--- START Data excerpts ---
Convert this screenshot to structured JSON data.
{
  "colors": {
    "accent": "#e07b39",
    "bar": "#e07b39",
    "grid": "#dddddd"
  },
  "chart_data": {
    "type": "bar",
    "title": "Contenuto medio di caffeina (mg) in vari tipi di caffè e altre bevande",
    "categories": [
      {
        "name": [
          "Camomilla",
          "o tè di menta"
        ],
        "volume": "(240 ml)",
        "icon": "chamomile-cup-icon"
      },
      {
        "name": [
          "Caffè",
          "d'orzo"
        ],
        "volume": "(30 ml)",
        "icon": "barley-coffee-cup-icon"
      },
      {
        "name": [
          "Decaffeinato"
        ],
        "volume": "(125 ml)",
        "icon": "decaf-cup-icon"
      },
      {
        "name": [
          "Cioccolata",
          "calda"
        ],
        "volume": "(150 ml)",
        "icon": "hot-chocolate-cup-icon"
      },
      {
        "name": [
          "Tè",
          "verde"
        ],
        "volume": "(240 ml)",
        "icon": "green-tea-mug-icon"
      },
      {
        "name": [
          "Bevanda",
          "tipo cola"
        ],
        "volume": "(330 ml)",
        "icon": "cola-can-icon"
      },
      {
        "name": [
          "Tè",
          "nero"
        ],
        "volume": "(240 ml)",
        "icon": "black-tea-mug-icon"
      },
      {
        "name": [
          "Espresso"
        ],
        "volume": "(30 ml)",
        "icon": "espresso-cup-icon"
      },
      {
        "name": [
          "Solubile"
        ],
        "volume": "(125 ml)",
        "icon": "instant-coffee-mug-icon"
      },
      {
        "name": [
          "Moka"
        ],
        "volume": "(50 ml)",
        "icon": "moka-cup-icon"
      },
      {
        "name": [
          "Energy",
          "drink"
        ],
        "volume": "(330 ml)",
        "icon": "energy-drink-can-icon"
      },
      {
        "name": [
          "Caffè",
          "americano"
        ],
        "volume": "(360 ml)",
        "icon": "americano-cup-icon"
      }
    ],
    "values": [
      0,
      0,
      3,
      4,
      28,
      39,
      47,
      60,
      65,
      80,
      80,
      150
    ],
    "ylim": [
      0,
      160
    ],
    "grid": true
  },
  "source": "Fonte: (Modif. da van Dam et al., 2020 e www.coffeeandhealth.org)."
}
--- END Data excerpts ---
§ Given instruction
Transcribe every entry exactly.

§ Response to the exercise
Convert this screenshot to structured JSON data.
{
  "colors": {
    "accent": "#e07b39",
    "bar": "#e07b39",
    "grid": "#dddddd"
  },
  "chart_data": {
    "type": "bar",
    "title": "Contenuto medio di caffeina (mg) in vari tipi di caffè e altre bevande",
    "categories": [
      {
        "name": [
          "Camomilla",
          "o tè di menta"
        ],
        "volume": "(240 ml)",
        "icon": "chamomile-cup-icon"
      },
      {
        "name": [
          "Caffè",
          "d'orzo"
        ],
        "volume": "(30 ml)",
        "icon": "barley-coffee-cup-icon"
      },
      {
        "name": [
          "Decaffeinato"
        ],
        "volume": "(125 ml)",
        "icon": "decaf-cup-icon"
      },
      {
        "name": [
          "Cioccolata",
          "calda"
        ],
        "volume": "(150 ml)",
        "icon": "hot-chocolate-cup-icon"
      },
      {
        "name": [
          "Tè",
          "verde"
        ],
        "volume": "(240 ml)",
        "icon": "green-tea-mug-icon"
      },
      {
        "name": [
          "Bevanda",
          "tipo cola"
        ],
        "volume": "(330 ml)",
        "icon": "cola-can-icon"
      },
      {
        "name": [
          "Tè",
          "nero"
        ],
        "volume": "(240 ml)",
        "icon": "black-tea-mug-icon"
      },
      {
        "name": [
          "Espresso"
        ],
        "volume": "(30 ml)",
        "icon": "espresso-cup-icon"
      },
      {
        "name": [
          "Solubile"
        ],
        "volume": "(125 ml)",
        "icon": "instant-coffee-mug-icon"
      },
      {
        "name": [
          "Moka"
        ],
        "volume": "(50 ml)",
        "icon": "moka-cup-icon"
      },
      {
        "name": [
          "Energy",
          "drink"
        ],
        "volume": "(330 ml)",
        "icon": "energy-drink-can-icon"
      },
      {
        "name": [
          "Caffè",
          "americano"
        ],
        "volume": "(360 ml)",
        "icon": "americano-cup-icon"
      }
    ],
    "values": [
      0,
      0,
      3,
      4,
      28,
      39,
      47,
      60,
      65,
      80,
      80,
      150
    ],
    "ylim": [
      0,
      160
    ],
    "grid": true
  },
  "source": "Fonte: (Modif. da van Dam et al., 2020 e www.coffeeandhealth.org)."
}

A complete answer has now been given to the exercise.